● **Task details**
Omit the images, then print each record below exactly as it reads.

● **Given entries**
##########
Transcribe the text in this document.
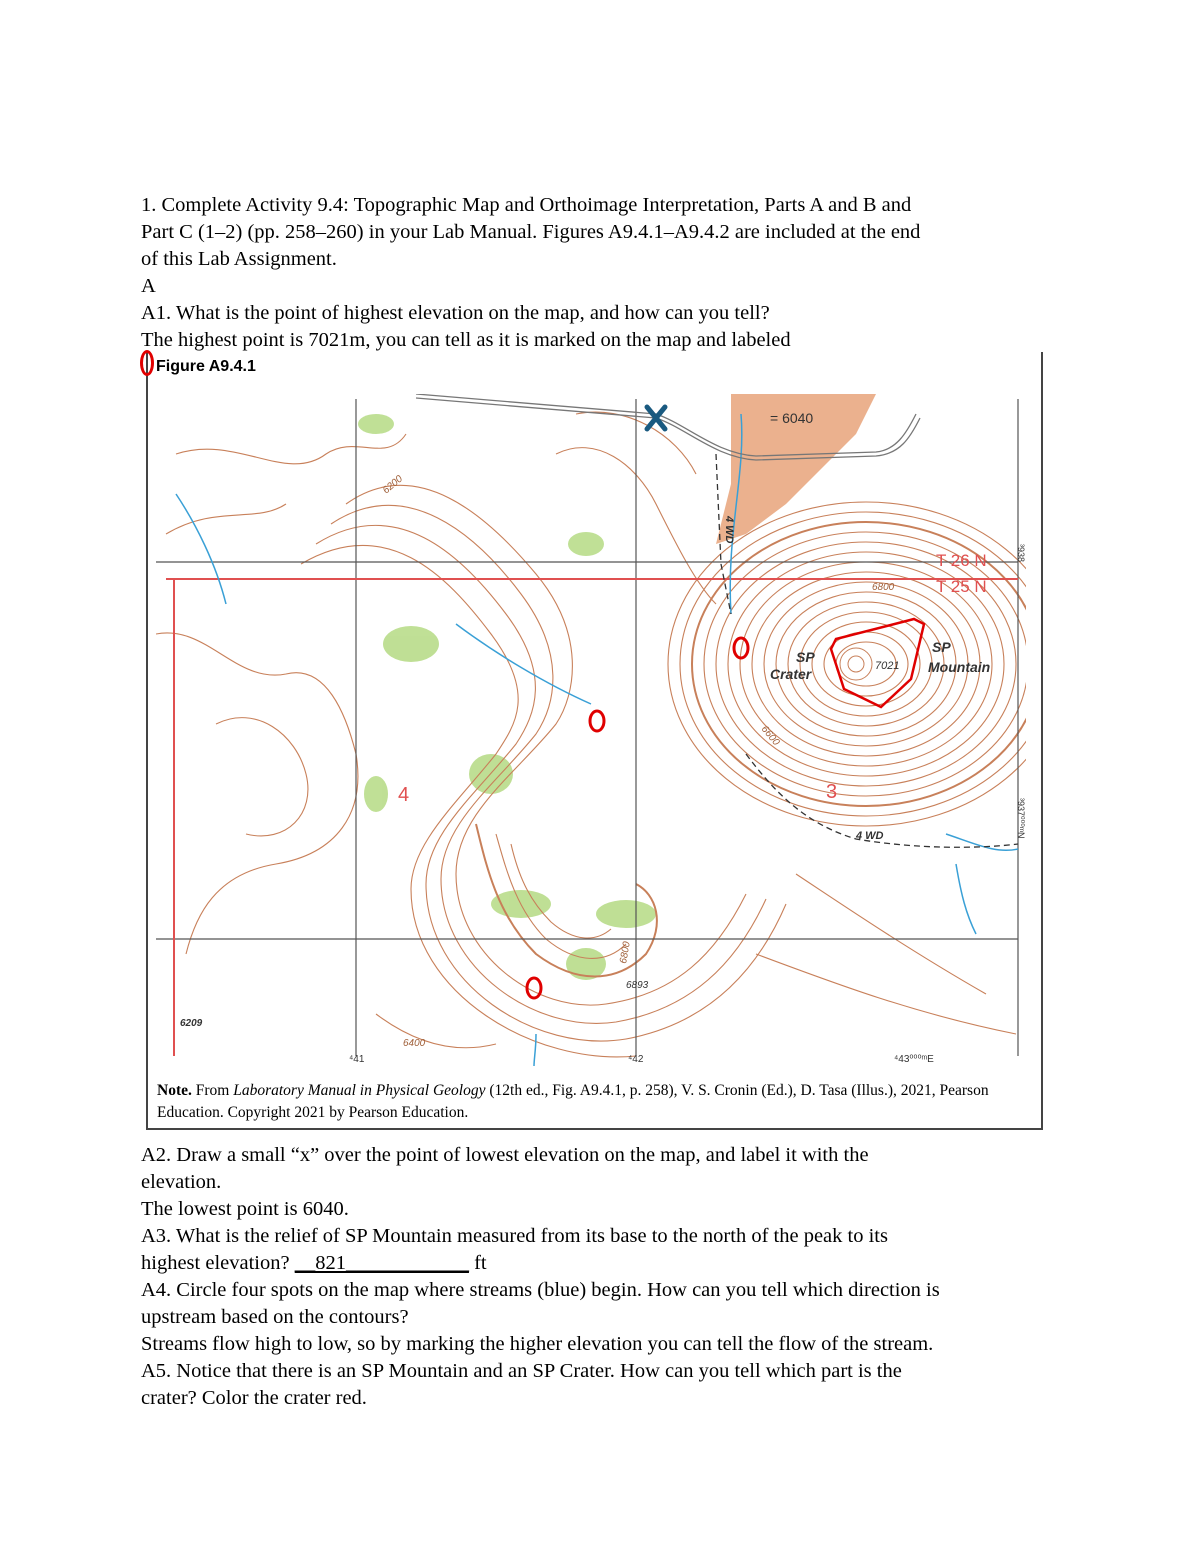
1. Complete Activity 9.4: Topographic Map and Orthoimage Interpretation, Parts A and B and

Part C (1–2) (pp. 258–260) in your Lab Manual. Figures A9.4.1–A9.4.2 are included at the end

of this Lab Assignment.

A

A1. What is the point of highest elevation on the map, and how can you tell?

The highest point is 7021m, you can tell as it is marked on the map and labeled

Figure A9.4.1
= 6040
6200
6800
6600
6800
6400
T 26 N
T 25 N
SP
Crater	7021
SP
Mountain
4 WD
4 WD
3
4
6893
6209
⁴41	⁴42	⁴43⁰⁰⁰ᵐE
³938
³937⁰⁰⁰ᵐN
Note. From Laboratory Manual in Physical Geology (12th ed., Fig. A9.4.1, p. 258), V. S. Cronin (Ed.), D. Tasa (Illus.), 2021, Pearson Education. Copyright 2021 by Pearson Education.

A2. Draw a small “x” over the point of lowest elevation on the map, and label it with the

elevation.

The lowest point is 6040.

A3. What is the relief of SP Mountain measured from its base to the north of the peak to its

highest elevation? __821____________ ft

A4. Circle four spots on the map where streams (blue) begin. How can you tell which direction is

upstream based on the contours?

Streams flow high to low, so by marking the higher elevation you can tell the flow of the stream.

A5. Notice that there is an SP Mountain and an SP Crater. How can you tell which part is the

crater? Color the crater red.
##########
● **Solution to the problem**
Transcribe the text in this document.
1. Complete Activity 9.4: Topographic Map and Orthoimage Interpretation, Parts A and B and

Part C (1–2) (pp. 258–260) in your Lab Manual. Figures A9.4.1–A9.4.2 are included at the end

of this Lab Assignment.

A

A1. What is the point of highest elevation on the map, and how can you tell?

The highest point is 7021m, you can tell as it is marked on the map and labeled

Figure A9.4.1
= 6040
6200
6800
6600
6800
6400
T 26 N
T 25 N
SP
Crater	7021
SP
Mountain
4 WD
4 WD
3
4
6893
6209
⁴41	⁴42	⁴43⁰⁰⁰ᵐE
³938
³937⁰⁰⁰ᵐN
Note. From Laboratory Manual in Physical Geology (12th ed., Fig. A9.4.1, p. 258), V. S. Cronin (Ed.), D. Tasa (Illus.), 2021, Pearson Education. Copyright 2021 by Pearson Education.

A2. Draw a small “x” over the point of lowest elevation on the map, and label it with the

elevation.

The lowest point is 6040.

A3. What is the relief of SP Mountain measured from its base to the north of the peak to its

highest elevation? __821____________ ft

A4. Circle four spots on the map where streams (blue) begin. How can you tell which direction is

upstream based on the contours?

Streams flow high to low, so by marking the higher elevation you can tell the flow of the stream.

A5. Notice that there is an SP Mountain and an SP Crater. How can you tell which part is the

crater? Color the crater red.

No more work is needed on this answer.